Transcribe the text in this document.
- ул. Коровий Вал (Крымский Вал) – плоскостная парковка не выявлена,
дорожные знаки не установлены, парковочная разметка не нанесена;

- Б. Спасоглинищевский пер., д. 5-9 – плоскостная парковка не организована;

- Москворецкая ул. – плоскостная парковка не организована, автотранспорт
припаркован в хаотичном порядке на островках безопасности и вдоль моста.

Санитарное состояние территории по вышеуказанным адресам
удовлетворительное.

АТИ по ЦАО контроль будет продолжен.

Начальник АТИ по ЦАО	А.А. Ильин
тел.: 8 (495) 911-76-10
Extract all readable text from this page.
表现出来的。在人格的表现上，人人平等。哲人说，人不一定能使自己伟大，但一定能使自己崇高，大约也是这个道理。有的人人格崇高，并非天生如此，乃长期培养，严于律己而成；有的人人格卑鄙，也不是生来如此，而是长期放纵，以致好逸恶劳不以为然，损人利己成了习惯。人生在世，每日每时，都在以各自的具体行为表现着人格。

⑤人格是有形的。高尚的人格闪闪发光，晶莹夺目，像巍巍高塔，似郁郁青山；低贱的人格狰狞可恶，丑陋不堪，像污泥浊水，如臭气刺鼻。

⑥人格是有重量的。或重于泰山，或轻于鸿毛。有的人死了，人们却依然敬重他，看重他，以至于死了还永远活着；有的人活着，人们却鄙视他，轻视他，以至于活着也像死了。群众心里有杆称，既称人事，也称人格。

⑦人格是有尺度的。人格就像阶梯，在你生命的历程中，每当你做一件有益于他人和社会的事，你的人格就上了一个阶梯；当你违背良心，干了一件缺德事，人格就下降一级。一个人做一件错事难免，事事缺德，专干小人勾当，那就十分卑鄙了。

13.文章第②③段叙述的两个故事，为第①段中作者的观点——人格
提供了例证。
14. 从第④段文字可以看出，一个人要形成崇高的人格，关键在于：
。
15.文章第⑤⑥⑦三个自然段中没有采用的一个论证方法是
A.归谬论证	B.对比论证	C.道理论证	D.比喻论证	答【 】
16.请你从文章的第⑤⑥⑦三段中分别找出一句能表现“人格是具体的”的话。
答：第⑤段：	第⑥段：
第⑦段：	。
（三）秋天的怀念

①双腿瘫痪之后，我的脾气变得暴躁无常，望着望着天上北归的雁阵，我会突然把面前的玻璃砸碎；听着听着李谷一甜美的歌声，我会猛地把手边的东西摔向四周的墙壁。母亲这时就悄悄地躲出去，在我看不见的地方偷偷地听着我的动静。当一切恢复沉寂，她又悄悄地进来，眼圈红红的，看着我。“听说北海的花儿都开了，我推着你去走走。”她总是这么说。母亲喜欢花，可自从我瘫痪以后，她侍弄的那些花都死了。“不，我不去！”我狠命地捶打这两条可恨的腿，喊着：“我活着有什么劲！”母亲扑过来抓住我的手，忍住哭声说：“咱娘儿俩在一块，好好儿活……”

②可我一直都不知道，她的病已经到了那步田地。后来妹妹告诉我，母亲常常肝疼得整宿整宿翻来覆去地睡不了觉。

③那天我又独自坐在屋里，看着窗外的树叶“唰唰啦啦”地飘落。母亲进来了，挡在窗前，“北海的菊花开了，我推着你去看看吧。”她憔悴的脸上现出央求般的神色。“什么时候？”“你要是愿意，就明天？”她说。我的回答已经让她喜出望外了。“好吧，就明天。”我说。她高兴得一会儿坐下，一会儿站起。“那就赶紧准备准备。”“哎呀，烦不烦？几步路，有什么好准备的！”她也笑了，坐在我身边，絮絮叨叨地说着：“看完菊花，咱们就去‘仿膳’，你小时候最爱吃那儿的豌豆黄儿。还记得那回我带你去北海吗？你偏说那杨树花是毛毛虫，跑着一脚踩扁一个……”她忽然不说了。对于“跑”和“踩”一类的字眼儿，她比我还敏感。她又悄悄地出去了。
^^^^^^^^
* [Exercise aim]: Write out the full listing, keeping every line exactly as it is.

* [The solution]:
Transcribe the text in this document.
- ул. Коровий Вал (Крымский Вал) – плоскостная парковка не выявлена,
дорожные знаки не установлены, парковочная разметка не нанесена;

- Б. Спасоглинищевский пер., д. 5-9 – плоскостная парковка не организована;

- Москворецкая ул. – плоскостная парковка не организована, автотранспорт
припаркован в хаотичном порядке на островках безопасности и вдоль моста.

Санитарное состояние территории по вышеуказанным адресам
удовлетворительное.

АТИ по ЦАО контроль будет продолжен.

Начальник АТИ по ЦАО	А.А. Ильин
тел.: 8 (495) 911-76-10
Extract all readable text from this page.
表现出来的。在人格的表现上，人人平等。哲人说，人不一定能使自己伟大，但一定能使自己崇高，大约也是这个道理。有的人人格崇高，并非天生如此，乃长期培养，严于律己而成；有的人人格卑鄙，也不是生来如此，而是长期放纵，以致好逸恶劳不以为然，损人利己成了习惯。人生在世，每日每时，都在以各自的具体行为表现着人格。

⑤人格是有形的。高尚的人格闪闪发光，晶莹夺目，像巍巍高塔，似郁郁青山；低贱的人格狰狞可恶，丑陋不堪，像污泥浊水，如臭气刺鼻。

⑥人格是有重量的。或重于泰山，或轻于鸿毛。有的人死了，人们却依然敬重他，看重他，以至于死了还永远活着；有的人活着，人们却鄙视他，轻视他，以至于活着也像死了。群众心里有杆称，既称人事，也称人格。

⑦人格是有尺度的。人格就像阶梯，在你生命的历程中，每当你做一件有益于他人和社会的事，你的人格就上了一个阶梯；当你违背良心，干了一件缺德事，人格就下降一级。一个人做一件错事难免，事事缺德，专干小人勾当，那就十分卑鄙了。

13.文章第②③段叙述的两个故事，为第①段中作者的观点——人格
提供了例证。
14. 从第④段文字可以看出，一个人要形成崇高的人格，关键在于：
。
15.文章第⑤⑥⑦三个自然段中没有采用的一个论证方法是
A.归谬论证	B.对比论证	C.道理论证	D.比喻论证	答【 】
16.请你从文章的第⑤⑥⑦三段中分别找出一句能表现“人格是具体的”的话。
答：第⑤段：	第⑥段：
第⑦段：	。
（三）秋天的怀念

①双腿瘫痪之后，我的脾气变得暴躁无常，望着望着天上北归的雁阵，我会突然把面前的玻璃砸碎；听着听着李谷一甜美的歌声，我会猛地把手边的东西摔向四周的墙壁。母亲这时就悄悄地躲出去，在我看不见的地方偷偷地听着我的动静。当一切恢复沉寂，她又悄悄地进来，眼圈红红的，看着我。“听说北海的花儿都开了，我推着你去走走。”她总是这么说。母亲喜欢花，可自从我瘫痪以后，她侍弄的那些花都死了。“不，我不去！”我狠命地捶打这两条可恨的腿，喊着：“我活着有什么劲！”母亲扑过来抓住我的手，忍住哭声说：“咱娘儿俩在一块，好好儿活……”

②可我一直都不知道，她的病已经到了那步田地。后来妹妹告诉我，母亲常常肝疼得整宿整宿翻来覆去地睡不了觉。

③那天我又独自坐在屋里，看着窗外的树叶“唰唰啦啦”地飘落。母亲进来了，挡在窗前，“北海的菊花开了，我推着你去看看吧。”她憔悴的脸上现出央求般的神色。“什么时候？”“你要是愿意，就明天？”她说。我的回答已经让她喜出望外了。“好吧，就明天。”我说。她高兴得一会儿坐下，一会儿站起。“那就赶紧准备准备。”“哎呀，烦不烦？几步路，有什么好准备的！”她也笑了，坐在我身边，絮絮叨叨地说着：“看完菊花，咱们就去‘仿膳’，你小时候最爱吃那儿的豌豆黄儿。还记得那回我带你去北海吗？你偏说那杨树花是毛毛虫，跑着一脚踩扁一个……”她忽然不说了。对于“跑”和“踩”一类的字眼儿，她比我还敏感。她又悄悄地出去了。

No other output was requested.